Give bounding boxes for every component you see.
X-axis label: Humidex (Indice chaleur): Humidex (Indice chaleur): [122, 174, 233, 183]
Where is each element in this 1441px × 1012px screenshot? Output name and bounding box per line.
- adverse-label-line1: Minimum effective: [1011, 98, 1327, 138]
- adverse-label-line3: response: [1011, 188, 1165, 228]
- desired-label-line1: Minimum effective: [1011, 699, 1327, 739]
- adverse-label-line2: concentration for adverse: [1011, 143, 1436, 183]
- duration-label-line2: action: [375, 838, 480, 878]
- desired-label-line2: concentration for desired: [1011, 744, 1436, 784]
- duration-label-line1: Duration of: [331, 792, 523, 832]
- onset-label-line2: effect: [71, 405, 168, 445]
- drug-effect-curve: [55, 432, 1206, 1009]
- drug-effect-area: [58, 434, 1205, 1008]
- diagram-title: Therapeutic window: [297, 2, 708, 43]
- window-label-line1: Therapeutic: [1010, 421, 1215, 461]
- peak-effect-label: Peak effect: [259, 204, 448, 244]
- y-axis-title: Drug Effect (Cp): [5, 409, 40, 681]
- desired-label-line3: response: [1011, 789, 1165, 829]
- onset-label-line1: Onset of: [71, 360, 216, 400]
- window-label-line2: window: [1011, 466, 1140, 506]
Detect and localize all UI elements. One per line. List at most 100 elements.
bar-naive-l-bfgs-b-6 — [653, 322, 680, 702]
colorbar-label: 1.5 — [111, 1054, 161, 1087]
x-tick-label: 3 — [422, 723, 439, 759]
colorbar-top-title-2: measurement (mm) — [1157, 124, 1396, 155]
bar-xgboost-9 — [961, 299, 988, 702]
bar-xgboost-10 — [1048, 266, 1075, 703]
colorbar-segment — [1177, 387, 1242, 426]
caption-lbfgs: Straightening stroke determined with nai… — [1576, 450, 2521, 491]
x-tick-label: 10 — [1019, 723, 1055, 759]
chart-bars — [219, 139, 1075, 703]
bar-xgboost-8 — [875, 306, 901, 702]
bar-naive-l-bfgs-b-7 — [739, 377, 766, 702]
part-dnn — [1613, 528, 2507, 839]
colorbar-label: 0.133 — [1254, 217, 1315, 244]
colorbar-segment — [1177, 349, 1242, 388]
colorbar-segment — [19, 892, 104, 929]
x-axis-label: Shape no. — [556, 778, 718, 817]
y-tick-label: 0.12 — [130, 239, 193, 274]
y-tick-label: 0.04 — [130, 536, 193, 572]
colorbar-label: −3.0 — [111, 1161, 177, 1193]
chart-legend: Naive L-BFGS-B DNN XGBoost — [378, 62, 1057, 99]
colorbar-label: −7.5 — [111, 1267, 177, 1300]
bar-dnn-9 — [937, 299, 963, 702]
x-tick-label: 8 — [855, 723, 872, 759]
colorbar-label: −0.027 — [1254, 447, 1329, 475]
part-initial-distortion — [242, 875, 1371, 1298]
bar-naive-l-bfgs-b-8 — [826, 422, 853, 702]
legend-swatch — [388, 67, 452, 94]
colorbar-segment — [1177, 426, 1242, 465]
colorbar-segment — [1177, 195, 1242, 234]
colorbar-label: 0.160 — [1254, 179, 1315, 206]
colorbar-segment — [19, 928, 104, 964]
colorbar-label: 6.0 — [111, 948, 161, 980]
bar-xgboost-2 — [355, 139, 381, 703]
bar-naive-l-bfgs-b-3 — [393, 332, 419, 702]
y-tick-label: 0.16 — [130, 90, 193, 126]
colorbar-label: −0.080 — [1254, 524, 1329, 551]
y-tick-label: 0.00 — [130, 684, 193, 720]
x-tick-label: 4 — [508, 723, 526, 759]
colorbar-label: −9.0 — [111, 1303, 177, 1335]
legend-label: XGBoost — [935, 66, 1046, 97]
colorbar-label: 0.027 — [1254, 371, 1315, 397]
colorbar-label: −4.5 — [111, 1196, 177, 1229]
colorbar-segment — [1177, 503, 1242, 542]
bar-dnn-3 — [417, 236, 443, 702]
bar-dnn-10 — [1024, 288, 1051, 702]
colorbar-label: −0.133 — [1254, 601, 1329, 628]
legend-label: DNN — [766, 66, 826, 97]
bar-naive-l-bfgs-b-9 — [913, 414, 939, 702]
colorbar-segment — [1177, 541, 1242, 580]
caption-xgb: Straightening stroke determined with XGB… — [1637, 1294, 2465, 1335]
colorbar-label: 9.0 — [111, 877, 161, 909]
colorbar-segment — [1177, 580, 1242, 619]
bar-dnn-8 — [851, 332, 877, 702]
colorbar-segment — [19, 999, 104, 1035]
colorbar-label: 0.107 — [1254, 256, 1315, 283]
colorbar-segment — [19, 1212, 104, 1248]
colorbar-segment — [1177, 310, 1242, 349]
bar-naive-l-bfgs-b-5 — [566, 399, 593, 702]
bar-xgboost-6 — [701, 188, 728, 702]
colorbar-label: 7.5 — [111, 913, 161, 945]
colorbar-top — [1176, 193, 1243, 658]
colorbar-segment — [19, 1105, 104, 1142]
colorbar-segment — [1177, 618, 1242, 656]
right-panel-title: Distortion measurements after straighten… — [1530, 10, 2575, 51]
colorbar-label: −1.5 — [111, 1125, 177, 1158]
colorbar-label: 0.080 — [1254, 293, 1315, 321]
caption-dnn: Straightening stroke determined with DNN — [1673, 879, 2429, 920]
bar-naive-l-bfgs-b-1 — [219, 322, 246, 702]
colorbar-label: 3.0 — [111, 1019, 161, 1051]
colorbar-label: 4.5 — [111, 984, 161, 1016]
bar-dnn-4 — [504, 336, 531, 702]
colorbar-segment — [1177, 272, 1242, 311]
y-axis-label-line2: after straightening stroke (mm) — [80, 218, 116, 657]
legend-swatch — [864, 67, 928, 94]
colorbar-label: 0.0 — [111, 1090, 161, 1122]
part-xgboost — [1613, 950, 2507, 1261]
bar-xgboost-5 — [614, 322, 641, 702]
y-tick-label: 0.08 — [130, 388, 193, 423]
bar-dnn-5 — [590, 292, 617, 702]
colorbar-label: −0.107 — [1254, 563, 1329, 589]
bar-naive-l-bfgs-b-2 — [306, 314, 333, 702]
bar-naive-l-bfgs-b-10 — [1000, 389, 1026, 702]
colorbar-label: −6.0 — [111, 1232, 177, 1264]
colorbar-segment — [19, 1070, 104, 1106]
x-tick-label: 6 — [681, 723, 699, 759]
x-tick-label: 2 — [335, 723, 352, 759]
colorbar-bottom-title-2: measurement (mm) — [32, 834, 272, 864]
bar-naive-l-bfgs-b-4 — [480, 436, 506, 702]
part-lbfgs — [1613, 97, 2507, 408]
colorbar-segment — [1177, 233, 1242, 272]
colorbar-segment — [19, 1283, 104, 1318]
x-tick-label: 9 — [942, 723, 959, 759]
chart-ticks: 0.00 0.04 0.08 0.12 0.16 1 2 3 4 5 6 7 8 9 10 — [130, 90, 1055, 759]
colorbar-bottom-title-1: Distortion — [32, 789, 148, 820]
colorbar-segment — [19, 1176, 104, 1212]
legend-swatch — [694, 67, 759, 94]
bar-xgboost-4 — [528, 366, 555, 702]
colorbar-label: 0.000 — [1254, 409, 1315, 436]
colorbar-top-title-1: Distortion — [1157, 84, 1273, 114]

Job:
Reproduce all of the material above, line for line and without any alteration.

Finished task:
Give bounding boxes for every component you see.
X-axis label: Humidex (Indice chaleur): Humidex (Indice chaleur): [122, 174, 233, 183]
Where is each element in this 1441px × 1012px screenshot? Output name and bounding box per line.
- adverse-label-line1: Minimum effective: [1011, 98, 1327, 138]
- adverse-label-line3: response: [1011, 188, 1165, 228]
- desired-label-line1: Minimum effective: [1011, 699, 1327, 739]
- adverse-label-line2: concentration for adverse: [1011, 143, 1436, 183]
- duration-label-line2: action: [375, 838, 480, 878]
- desired-label-line2: concentration for desired: [1011, 744, 1436, 784]
- duration-label-line1: Duration of: [331, 792, 523, 832]
- onset-label-line2: effect: [71, 405, 168, 445]
- drug-effect-curve: [55, 432, 1206, 1009]
- drug-effect-area: [58, 434, 1205, 1008]
- diagram-title: Therapeutic window: [297, 2, 708, 43]
- window-label-line1: Therapeutic: [1010, 421, 1215, 461]
- peak-effect-label: Peak effect: [259, 204, 448, 244]
- y-axis-title: Drug Effect (Cp): [5, 409, 40, 681]
- desired-label-line3: response: [1011, 789, 1165, 829]
- onset-label-line1: Onset of: [71, 360, 216, 400]
- window-label-line2: window: [1011, 466, 1140, 506]
Detect and localize all UI elements. One per line. List at most 100 elements.
bar-naive-l-bfgs-b-6 — [653, 322, 680, 702]
colorbar-label: 1.5 — [111, 1054, 161, 1087]
x-tick-label: 3 — [422, 723, 439, 759]
colorbar-top-title-2: measurement (mm) — [1157, 124, 1396, 155]
bar-xgboost-9 — [961, 299, 988, 702]
bar-xgboost-10 — [1048, 266, 1075, 703]
colorbar-segment — [1177, 387, 1242, 426]
caption-lbfgs: Straightening stroke determined with nai… — [1576, 450, 2521, 491]
x-tick-label: 10 — [1019, 723, 1055, 759]
chart-bars — [219, 139, 1075, 703]
bar-xgboost-8 — [875, 306, 901, 702]
bar-naive-l-bfgs-b-7 — [739, 377, 766, 702]
part-dnn — [1613, 528, 2507, 839]
colorbar-label: 0.133 — [1254, 217, 1315, 244]
colorbar-segment — [1177, 349, 1242, 388]
colorbar-segment — [19, 892, 104, 929]
x-axis-label: Shape no. — [556, 778, 718, 817]
y-tick-label: 0.12 — [130, 239, 193, 274]
y-tick-label: 0.04 — [130, 536, 193, 572]
colorbar-label: −3.0 — [111, 1161, 177, 1193]
chart-legend: Naive L-BFGS-B DNN XGBoost — [378, 62, 1057, 99]
colorbar-label: −7.5 — [111, 1267, 177, 1300]
bar-dnn-9 — [937, 299, 963, 702]
x-tick-label: 8 — [855, 723, 872, 759]
colorbar-label: −0.027 — [1254, 447, 1329, 475]
part-initial-distortion — [242, 875, 1371, 1298]
bar-naive-l-bfgs-b-8 — [826, 422, 853, 702]
legend-swatch — [388, 67, 452, 94]
colorbar-segment — [1177, 426, 1242, 465]
colorbar-segment — [1177, 195, 1242, 234]
colorbar-label: 0.160 — [1254, 179, 1315, 206]
colorbar-segment — [19, 928, 104, 964]
colorbar-label: 6.0 — [111, 948, 161, 980]
bar-xgboost-2 — [355, 139, 381, 703]
bar-naive-l-bfgs-b-3 — [393, 332, 419, 702]
y-tick-label: 0.16 — [130, 90, 193, 126]
colorbar-label: −0.080 — [1254, 524, 1329, 551]
y-tick-label: 0.00 — [130, 684, 193, 720]
x-tick-label: 4 — [508, 723, 526, 759]
colorbar-label: −9.0 — [111, 1303, 177, 1335]
legend-label: XGBoost — [935, 66, 1046, 97]
colorbar-label: 0.027 — [1254, 371, 1315, 397]
colorbar-label: −4.5 — [111, 1196, 177, 1229]
colorbar-segment — [1177, 503, 1242, 542]
bar-dnn-3 — [417, 236, 443, 702]
bar-dnn-10 — [1024, 288, 1051, 702]
colorbar-label: −0.133 — [1254, 601, 1329, 628]
legend-label: DNN — [766, 66, 826, 97]
bar-naive-l-bfgs-b-9 — [913, 414, 939, 702]
colorbar-segment — [1177, 541, 1242, 580]
caption-xgb: Straightening stroke determined with XGB… — [1637, 1294, 2465, 1335]
colorbar-label: 9.0 — [111, 877, 161, 909]
colorbar-segment — [1177, 580, 1242, 619]
bar-dnn-8 — [851, 332, 877, 702]
colorbar-segment — [19, 999, 104, 1035]
colorbar-label: 0.107 — [1254, 256, 1315, 283]
colorbar-segment — [19, 1212, 104, 1248]
colorbar-segment — [1177, 310, 1242, 349]
bar-naive-l-bfgs-b-5 — [566, 399, 593, 702]
bar-xgboost-6 — [701, 188, 728, 702]
colorbar-label: 7.5 — [111, 913, 161, 945]
colorbar-top — [1176, 193, 1243, 658]
colorbar-segment — [19, 1105, 104, 1142]
colorbar-segment — [1177, 618, 1242, 656]
right-panel-title: Distortion measurements after straighten… — [1530, 10, 2575, 51]
colorbar-label: −1.5 — [111, 1125, 177, 1158]
colorbar-label: 0.080 — [1254, 293, 1315, 321]
caption-dnn: Straightening stroke determined with DNN — [1673, 879, 2429, 920]
bar-naive-l-bfgs-b-1 — [219, 322, 246, 702]
colorbar-label: 3.0 — [111, 1019, 161, 1051]
colorbar-label: 4.5 — [111, 984, 161, 1016]
bar-dnn-4 — [504, 336, 531, 702]
colorbar-segment — [1177, 272, 1242, 311]
y-axis-label-line2: after straightening stroke (mm) — [80, 218, 116, 657]
legend-swatch — [864, 67, 928, 94]
colorbar-label: 0.0 — [111, 1090, 161, 1122]
part-xgboost — [1613, 950, 2507, 1261]
bar-xgboost-5 — [614, 322, 641, 702]
y-tick-label: 0.08 — [130, 388, 193, 423]
bar-dnn-5 — [590, 292, 617, 702]
colorbar-label: −0.107 — [1254, 563, 1329, 589]
bar-naive-l-bfgs-b-2 — [306, 314, 333, 702]
bar-naive-l-bfgs-b-10 — [1000, 389, 1026, 702]
colorbar-label: −6.0 — [111, 1232, 177, 1264]
colorbar-segment — [19, 1070, 104, 1106]
x-tick-label: 6 — [681, 723, 699, 759]
x-tick-label: 2 — [335, 723, 352, 759]
colorbar-bottom-title-2: measurement (mm) — [32, 834, 272, 864]
bar-naive-l-bfgs-b-4 — [480, 436, 506, 702]
part-lbfgs — [1613, 97, 2507, 408]
colorbar-segment — [1177, 233, 1242, 272]
colorbar-segment — [19, 1283, 104, 1318]
x-tick-label: 9 — [942, 723, 959, 759]
chart-ticks: 0.00 0.04 0.08 0.12 0.16 1 2 3 4 5 6 7 8 9 10 — [130, 90, 1055, 759]
colorbar-bottom-title-1: Distortion — [32, 789, 148, 820]
colorbar-segment — [19, 1176, 104, 1212]
legend-swatch — [694, 67, 759, 94]
bar-xgboost-4 — [528, 366, 555, 702]
colorbar-label: 0.000 — [1254, 409, 1315, 436]
colorbar-top-title-1: Distortion — [1157, 84, 1273, 114]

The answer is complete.